◆ REQUIRED WORK
Listed below are entries; give the number of lines among them that include "activated", and only that number.

◆ INFORMATION SHOWN
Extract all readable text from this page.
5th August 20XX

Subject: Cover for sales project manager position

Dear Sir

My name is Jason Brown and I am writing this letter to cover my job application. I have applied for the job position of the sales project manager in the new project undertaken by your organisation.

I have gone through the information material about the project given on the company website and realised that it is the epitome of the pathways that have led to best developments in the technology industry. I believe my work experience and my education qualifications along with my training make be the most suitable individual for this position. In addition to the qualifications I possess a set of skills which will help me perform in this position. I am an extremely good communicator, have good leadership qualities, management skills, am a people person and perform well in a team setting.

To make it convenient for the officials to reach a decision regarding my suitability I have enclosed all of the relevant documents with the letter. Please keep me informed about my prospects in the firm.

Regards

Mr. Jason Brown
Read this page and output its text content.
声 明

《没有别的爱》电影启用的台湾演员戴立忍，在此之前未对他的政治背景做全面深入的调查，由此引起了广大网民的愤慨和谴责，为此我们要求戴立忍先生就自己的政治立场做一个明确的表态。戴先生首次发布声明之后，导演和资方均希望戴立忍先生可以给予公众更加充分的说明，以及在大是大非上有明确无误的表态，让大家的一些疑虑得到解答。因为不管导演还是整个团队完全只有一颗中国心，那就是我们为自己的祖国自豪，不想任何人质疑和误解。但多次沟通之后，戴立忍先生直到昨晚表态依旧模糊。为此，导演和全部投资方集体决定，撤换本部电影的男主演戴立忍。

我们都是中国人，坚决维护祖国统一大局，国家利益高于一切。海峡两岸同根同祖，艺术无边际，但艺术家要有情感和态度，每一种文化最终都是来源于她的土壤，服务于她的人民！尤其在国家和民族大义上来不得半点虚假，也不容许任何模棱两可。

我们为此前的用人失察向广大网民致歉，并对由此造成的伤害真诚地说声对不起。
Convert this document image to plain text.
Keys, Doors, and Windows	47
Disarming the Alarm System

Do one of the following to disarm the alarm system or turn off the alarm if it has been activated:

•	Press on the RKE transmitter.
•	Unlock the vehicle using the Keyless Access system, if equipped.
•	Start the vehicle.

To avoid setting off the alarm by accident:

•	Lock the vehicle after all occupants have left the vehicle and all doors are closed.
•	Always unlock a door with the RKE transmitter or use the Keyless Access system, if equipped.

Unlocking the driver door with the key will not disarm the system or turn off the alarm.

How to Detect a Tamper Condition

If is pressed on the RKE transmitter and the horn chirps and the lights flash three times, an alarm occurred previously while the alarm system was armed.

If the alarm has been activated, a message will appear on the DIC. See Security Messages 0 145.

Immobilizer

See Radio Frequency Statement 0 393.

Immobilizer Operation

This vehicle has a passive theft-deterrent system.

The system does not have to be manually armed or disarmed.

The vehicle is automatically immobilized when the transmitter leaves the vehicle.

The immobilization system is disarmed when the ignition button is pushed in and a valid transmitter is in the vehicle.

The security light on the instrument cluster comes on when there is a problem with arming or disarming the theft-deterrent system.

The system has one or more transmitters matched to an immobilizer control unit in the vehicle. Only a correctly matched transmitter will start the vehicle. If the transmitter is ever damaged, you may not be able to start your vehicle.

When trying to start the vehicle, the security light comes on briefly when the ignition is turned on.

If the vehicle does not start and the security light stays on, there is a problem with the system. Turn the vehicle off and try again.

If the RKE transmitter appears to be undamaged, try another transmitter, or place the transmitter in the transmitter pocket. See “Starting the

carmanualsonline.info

◆ COMPLETED EXERCISE
2